= EXERCISE DESCRIPTION =
All of the lines below are to be printed again exactly; images are excluded from the output.

** Begin SOURCE DATA **

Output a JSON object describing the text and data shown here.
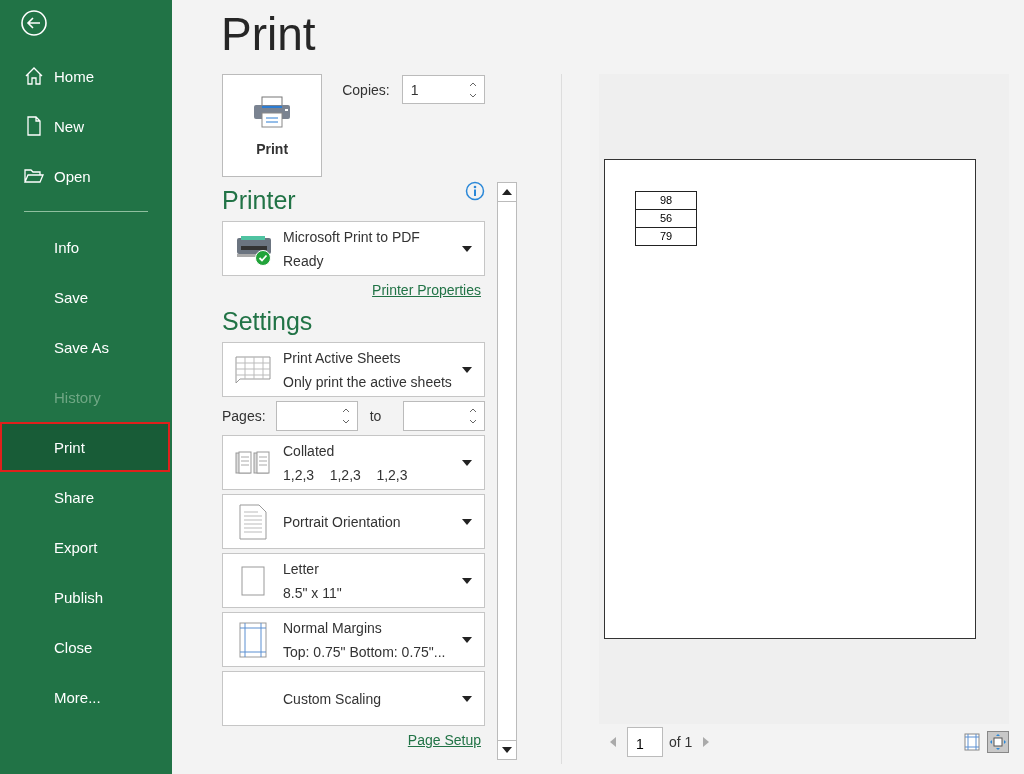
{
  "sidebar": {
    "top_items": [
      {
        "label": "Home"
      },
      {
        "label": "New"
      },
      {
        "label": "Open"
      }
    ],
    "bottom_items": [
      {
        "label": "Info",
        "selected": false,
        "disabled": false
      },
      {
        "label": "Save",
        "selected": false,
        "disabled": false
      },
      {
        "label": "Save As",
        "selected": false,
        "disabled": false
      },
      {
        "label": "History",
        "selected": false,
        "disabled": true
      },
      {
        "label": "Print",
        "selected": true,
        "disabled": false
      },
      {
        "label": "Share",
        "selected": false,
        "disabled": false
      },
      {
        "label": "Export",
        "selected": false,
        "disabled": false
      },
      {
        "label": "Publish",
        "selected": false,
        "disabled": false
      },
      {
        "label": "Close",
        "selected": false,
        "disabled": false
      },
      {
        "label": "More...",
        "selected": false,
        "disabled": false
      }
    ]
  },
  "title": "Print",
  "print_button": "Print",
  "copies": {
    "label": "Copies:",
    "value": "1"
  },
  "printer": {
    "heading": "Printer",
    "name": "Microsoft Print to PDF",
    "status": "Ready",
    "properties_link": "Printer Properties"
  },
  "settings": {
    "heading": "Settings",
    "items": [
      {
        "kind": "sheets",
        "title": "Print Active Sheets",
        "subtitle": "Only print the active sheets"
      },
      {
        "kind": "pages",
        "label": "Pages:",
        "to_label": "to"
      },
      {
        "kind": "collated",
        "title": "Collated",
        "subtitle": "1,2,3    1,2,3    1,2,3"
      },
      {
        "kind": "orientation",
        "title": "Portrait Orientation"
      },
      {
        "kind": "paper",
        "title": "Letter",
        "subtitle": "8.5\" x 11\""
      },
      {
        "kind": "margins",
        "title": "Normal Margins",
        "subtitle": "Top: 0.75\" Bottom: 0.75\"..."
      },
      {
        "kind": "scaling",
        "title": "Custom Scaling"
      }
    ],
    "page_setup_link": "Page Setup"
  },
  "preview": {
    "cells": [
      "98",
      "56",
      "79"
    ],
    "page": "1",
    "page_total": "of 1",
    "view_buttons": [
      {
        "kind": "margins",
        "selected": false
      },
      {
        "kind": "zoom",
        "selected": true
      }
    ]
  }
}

** End SOURCE DATA **

= TASK SOLUTION =
Output a JSON object describing the text and data shown here.
{
  "sidebar": {
    "top_items": [
      {
        "label": "Home"
      },
      {
        "label": "New"
      },
      {
        "label": "Open"
      }
    ],
    "bottom_items": [
      {
        "label": "Info",
        "selected": false,
        "disabled": false
      },
      {
        "label": "Save",
        "selected": false,
        "disabled": false
      },
      {
        "label": "Save As",
        "selected": false,
        "disabled": false
      },
      {
        "label": "History",
        "selected": false,
        "disabled": true
      },
      {
        "label": "Print",
        "selected": true,
        "disabled": false
      },
      {
        "label": "Share",
        "selected": false,
        "disabled": false
      },
      {
        "label": "Export",
        "selected": false,
        "disabled": false
      },
      {
        "label": "Publish",
        "selected": false,
        "disabled": false
      },
      {
        "label": "Close",
        "selected": false,
        "disabled": false
      },
      {
        "label": "More...",
        "selected": false,
        "disabled": false
      }
    ]
  },
  "title": "Print",
  "print_button": "Print",
  "copies": {
    "label": "Copies:",
    "value": "1"
  },
  "printer": {
    "heading": "Printer",
    "name": "Microsoft Print to PDF",
    "status": "Ready",
    "properties_link": "Printer Properties"
  },
  "settings": {
    "heading": "Settings",
    "items": [
      {
        "kind": "sheets",
        "title": "Print Active Sheets",
        "subtitle": "Only print the active sheets"
      },
      {
        "kind": "pages",
        "label": "Pages:",
        "to_label": "to"
      },
      {
        "kind": "collated",
        "title": "Collated",
        "subtitle": "1,2,3    1,2,3    1,2,3"
      },
      {
        "kind": "orientation",
        "title": "Portrait Orientation"
      },
      {
        "kind": "paper",
        "title": "Letter",
        "subtitle": "8.5\" x 11\""
      },
      {
        "kind": "margins",
        "title": "Normal Margins",
        "subtitle": "Top: 0.75\" Bottom: 0.75\"..."
      },
      {
        "kind": "scaling",
        "title": "Custom Scaling"
      }
    ],
    "page_setup_link": "Page Setup"
  },
  "preview": {
    "cells": [
      "98",
      "56",
      "79"
    ],
    "page": "1",
    "page_total": "of 1",
    "view_buttons": [
      {
        "kind": "margins",
        "selected": false
      },
      {
        "kind": "zoom",
        "selected": true
      }
    ]
  }
}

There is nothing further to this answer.